§ TASK STATEMENT
Separate out the lines that hold "screenshot".
[begin PROVIDED DATA]
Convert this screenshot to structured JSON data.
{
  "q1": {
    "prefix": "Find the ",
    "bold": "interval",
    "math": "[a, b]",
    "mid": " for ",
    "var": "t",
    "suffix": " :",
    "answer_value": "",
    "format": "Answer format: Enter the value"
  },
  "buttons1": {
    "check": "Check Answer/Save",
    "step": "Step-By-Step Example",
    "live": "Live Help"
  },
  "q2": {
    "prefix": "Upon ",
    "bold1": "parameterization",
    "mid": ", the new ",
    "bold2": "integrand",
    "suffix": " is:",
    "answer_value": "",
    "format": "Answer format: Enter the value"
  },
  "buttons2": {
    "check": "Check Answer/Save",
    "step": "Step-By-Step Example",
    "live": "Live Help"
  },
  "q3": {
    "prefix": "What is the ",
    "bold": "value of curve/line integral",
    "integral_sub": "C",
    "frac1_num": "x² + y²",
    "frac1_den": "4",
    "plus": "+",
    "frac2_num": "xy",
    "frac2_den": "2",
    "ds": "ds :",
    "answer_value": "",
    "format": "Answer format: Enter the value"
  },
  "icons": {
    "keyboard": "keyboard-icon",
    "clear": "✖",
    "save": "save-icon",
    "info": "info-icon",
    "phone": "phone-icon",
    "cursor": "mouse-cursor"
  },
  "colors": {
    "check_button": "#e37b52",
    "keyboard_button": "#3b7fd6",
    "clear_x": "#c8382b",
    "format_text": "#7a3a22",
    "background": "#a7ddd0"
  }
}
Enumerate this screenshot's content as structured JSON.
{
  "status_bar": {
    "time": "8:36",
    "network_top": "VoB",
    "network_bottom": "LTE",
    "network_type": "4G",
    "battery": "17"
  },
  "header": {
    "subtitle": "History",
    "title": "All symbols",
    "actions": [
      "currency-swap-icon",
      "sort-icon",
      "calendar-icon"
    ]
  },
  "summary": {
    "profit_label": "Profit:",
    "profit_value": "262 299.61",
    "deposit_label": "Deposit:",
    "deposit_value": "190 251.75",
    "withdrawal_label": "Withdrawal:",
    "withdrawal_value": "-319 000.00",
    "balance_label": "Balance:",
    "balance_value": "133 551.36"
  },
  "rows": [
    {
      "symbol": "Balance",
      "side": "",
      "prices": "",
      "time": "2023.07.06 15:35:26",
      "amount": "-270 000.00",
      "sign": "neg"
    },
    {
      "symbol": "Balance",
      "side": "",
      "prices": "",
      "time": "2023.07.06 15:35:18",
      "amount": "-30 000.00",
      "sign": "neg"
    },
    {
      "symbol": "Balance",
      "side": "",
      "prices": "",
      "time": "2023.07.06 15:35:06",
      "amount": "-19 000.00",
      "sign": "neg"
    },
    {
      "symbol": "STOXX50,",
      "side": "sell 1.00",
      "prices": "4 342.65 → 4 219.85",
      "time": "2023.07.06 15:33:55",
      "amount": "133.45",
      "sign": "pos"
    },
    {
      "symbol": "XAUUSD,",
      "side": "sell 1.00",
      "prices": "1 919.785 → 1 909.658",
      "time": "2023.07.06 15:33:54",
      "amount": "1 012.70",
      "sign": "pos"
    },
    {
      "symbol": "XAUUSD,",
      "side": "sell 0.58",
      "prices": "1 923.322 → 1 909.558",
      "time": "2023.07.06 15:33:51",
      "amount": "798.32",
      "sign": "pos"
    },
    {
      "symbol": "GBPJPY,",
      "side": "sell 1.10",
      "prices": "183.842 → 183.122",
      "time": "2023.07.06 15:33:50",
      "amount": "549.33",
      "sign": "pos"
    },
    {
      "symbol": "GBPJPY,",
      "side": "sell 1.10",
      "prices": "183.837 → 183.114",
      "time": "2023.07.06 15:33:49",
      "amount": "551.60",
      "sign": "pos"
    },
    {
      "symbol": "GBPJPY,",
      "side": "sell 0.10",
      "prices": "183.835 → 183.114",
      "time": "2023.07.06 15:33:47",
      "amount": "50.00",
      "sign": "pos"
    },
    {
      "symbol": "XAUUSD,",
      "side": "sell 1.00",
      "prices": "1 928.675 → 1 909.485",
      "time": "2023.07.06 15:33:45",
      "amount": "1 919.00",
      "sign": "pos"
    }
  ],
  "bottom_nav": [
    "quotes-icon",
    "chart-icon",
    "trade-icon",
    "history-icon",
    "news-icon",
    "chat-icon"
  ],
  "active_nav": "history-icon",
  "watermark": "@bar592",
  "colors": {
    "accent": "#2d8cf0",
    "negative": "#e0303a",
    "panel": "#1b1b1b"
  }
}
[end PROVIDED DATA]
[begin PROVIDED DATA]
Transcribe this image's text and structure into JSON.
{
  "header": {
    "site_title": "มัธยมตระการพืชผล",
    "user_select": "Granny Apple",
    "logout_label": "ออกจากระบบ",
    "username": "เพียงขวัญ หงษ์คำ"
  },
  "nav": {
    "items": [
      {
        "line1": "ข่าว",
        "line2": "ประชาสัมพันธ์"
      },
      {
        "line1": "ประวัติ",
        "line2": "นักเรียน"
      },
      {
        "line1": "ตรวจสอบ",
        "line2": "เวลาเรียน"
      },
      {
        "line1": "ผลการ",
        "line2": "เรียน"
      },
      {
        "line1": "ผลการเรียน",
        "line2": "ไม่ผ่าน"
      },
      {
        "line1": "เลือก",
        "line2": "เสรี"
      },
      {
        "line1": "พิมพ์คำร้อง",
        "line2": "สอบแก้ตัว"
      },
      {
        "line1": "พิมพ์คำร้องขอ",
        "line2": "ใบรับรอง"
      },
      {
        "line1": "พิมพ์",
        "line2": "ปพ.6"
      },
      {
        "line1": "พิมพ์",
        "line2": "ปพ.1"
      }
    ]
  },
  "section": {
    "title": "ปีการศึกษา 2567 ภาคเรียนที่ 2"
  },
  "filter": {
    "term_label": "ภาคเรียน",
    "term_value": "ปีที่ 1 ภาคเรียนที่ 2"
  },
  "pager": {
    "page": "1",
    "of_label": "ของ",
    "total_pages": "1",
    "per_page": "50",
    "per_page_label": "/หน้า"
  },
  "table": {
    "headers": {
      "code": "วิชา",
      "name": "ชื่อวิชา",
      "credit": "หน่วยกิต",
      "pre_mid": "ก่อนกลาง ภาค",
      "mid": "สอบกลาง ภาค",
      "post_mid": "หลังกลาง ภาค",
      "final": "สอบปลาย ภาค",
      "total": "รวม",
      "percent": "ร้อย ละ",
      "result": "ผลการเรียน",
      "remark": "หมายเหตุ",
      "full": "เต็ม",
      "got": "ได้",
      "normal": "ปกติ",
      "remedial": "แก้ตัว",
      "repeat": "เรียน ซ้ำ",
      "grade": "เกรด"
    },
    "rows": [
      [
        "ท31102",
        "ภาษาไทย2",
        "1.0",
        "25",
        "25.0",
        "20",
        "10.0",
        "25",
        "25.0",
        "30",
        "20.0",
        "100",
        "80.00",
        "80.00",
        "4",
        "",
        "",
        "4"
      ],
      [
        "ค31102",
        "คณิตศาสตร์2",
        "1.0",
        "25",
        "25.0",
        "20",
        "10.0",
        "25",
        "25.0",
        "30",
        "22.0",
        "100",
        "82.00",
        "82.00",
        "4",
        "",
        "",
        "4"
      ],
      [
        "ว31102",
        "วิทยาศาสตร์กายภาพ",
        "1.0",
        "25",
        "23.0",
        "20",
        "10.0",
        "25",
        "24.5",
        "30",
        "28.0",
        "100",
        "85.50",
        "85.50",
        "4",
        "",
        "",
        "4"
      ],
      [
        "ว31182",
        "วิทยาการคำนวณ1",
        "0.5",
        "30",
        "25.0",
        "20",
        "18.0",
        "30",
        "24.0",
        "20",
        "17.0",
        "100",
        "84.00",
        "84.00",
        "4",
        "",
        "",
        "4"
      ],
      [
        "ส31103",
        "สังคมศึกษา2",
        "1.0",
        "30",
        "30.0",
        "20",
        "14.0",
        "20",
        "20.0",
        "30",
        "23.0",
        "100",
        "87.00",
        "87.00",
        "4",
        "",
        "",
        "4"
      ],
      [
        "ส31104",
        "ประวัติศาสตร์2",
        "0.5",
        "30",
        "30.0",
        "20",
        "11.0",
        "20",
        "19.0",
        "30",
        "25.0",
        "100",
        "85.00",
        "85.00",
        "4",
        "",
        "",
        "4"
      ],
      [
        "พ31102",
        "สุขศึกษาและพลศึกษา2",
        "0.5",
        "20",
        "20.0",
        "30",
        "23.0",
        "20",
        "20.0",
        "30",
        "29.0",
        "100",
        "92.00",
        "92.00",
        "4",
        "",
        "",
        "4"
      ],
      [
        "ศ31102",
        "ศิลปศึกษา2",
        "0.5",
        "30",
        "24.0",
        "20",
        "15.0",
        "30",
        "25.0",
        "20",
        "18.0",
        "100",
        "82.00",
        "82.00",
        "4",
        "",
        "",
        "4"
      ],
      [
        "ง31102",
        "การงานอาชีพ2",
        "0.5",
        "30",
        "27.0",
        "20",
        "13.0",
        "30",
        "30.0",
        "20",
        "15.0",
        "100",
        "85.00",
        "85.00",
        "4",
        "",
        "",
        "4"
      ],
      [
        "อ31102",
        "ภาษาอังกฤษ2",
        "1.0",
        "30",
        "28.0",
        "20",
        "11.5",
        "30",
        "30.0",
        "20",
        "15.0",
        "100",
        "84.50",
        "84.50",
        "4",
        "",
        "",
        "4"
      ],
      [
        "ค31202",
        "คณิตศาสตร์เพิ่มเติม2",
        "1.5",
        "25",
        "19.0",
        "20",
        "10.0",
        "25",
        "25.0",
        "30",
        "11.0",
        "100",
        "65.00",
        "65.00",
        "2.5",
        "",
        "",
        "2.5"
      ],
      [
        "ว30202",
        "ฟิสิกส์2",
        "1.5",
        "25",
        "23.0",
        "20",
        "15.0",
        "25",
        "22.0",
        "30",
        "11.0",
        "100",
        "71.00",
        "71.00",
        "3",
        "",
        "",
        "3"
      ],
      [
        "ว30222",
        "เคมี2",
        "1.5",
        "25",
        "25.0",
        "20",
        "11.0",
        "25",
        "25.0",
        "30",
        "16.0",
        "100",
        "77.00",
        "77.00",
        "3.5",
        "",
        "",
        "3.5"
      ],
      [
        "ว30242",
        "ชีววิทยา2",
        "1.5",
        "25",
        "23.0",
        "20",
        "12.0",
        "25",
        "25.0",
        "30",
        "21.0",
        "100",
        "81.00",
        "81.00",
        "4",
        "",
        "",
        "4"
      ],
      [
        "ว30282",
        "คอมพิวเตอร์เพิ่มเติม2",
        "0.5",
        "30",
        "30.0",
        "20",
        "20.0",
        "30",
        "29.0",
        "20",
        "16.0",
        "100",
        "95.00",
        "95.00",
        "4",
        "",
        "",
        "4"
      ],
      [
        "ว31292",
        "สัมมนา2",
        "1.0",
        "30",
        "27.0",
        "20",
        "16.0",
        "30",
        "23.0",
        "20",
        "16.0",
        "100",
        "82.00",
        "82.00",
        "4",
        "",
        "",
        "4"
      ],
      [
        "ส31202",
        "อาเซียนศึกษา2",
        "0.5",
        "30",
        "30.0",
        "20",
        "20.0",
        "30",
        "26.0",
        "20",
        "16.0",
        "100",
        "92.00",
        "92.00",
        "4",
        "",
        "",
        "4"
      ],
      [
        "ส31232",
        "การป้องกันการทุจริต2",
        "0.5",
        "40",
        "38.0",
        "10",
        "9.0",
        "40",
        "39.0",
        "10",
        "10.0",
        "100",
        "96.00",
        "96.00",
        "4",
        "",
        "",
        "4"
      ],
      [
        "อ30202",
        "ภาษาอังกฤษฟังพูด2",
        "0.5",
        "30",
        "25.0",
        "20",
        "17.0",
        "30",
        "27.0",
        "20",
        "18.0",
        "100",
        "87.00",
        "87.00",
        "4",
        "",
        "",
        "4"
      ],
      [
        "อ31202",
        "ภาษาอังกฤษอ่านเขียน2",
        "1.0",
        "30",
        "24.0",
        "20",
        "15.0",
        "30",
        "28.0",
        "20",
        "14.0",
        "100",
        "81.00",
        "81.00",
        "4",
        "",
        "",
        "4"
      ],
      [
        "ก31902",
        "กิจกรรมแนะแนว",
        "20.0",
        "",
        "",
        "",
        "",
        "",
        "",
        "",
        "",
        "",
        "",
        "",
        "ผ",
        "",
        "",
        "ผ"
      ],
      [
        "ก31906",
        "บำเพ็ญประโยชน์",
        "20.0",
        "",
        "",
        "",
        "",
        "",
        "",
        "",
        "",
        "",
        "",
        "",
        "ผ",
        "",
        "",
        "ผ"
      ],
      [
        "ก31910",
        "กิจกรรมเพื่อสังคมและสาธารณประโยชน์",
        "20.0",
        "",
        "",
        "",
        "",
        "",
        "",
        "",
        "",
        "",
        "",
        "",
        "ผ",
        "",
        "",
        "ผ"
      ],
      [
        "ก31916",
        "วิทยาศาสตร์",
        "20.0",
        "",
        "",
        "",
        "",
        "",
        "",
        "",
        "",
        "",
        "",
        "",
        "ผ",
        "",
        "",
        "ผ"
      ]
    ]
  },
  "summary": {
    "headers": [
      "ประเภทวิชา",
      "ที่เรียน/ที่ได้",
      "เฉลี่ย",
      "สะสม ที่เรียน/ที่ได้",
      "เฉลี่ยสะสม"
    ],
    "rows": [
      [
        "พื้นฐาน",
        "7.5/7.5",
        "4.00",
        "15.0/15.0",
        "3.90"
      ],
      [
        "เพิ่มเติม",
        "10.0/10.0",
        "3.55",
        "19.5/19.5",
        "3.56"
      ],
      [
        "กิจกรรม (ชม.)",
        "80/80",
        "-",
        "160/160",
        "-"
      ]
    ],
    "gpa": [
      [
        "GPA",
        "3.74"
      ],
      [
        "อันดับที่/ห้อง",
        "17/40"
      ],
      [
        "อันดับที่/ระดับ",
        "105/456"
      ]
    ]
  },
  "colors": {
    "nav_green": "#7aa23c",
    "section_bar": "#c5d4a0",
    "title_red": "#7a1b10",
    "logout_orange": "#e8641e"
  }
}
[end PROVIDED DATA]
[begin PROVIDED DATA]
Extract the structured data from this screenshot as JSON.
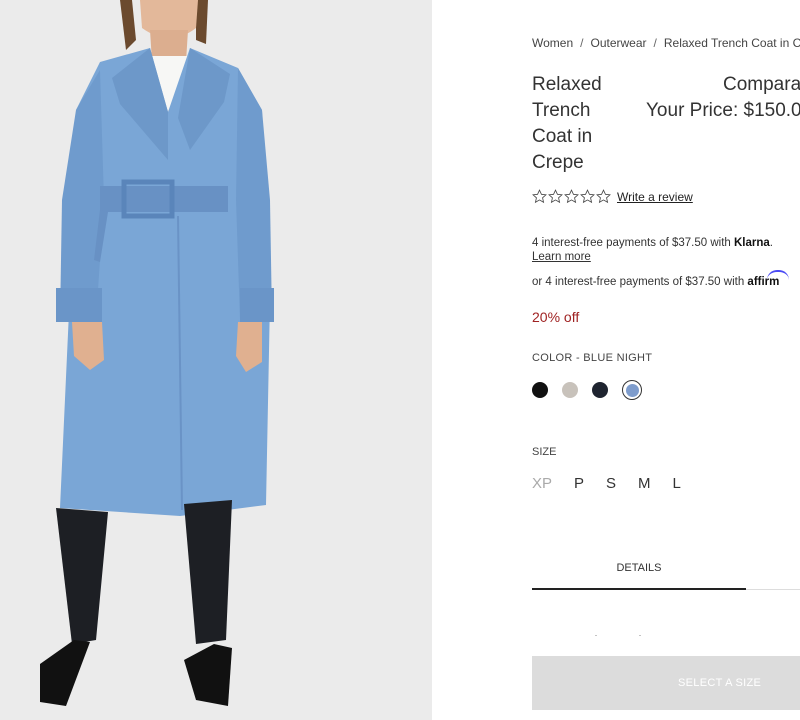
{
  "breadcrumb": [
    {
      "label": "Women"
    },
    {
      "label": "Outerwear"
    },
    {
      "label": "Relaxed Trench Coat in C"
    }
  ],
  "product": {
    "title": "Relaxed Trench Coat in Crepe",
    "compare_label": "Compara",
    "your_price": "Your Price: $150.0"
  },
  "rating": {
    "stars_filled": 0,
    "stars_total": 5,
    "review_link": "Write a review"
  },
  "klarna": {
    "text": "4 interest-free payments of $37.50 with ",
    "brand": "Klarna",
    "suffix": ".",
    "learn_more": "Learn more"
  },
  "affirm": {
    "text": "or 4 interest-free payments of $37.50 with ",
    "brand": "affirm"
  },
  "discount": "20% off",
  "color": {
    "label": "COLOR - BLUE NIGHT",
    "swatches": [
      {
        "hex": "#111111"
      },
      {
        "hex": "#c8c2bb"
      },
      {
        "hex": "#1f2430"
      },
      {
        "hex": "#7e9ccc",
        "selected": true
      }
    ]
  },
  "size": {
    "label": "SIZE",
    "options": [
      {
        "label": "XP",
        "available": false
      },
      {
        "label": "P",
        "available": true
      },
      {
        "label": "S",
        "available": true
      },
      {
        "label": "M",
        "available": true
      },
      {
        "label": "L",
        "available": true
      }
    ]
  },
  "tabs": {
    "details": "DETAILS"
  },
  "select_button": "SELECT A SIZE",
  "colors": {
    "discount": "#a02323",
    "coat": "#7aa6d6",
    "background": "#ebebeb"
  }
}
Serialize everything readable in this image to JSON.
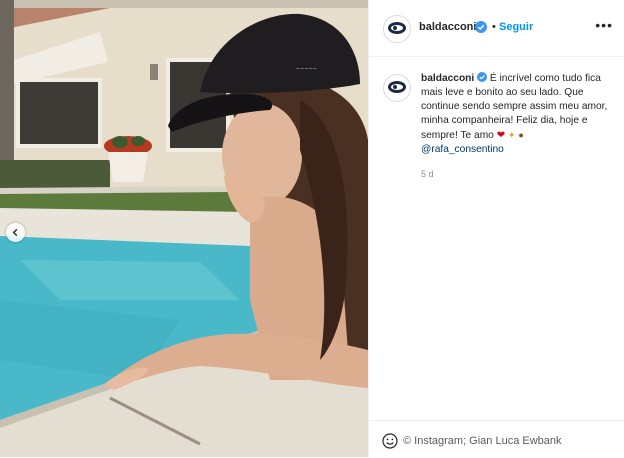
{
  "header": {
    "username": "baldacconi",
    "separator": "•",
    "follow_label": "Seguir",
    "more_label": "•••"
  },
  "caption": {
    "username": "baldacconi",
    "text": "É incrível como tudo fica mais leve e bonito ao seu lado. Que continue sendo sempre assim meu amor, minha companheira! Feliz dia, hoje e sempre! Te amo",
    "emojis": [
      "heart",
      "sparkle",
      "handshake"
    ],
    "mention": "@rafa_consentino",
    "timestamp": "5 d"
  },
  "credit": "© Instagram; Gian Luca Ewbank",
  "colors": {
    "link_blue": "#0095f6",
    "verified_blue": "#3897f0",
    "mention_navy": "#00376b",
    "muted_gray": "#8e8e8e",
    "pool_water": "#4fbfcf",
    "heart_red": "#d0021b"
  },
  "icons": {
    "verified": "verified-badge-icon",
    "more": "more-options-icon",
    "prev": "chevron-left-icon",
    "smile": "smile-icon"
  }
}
[end PROVIDED DATA]
§ SOLVED EXERCISE
Convert this screenshot to structured JSON data.
Enumerate this screenshot's content as structured JSON.
Extract the structured data from this screenshot as JSON.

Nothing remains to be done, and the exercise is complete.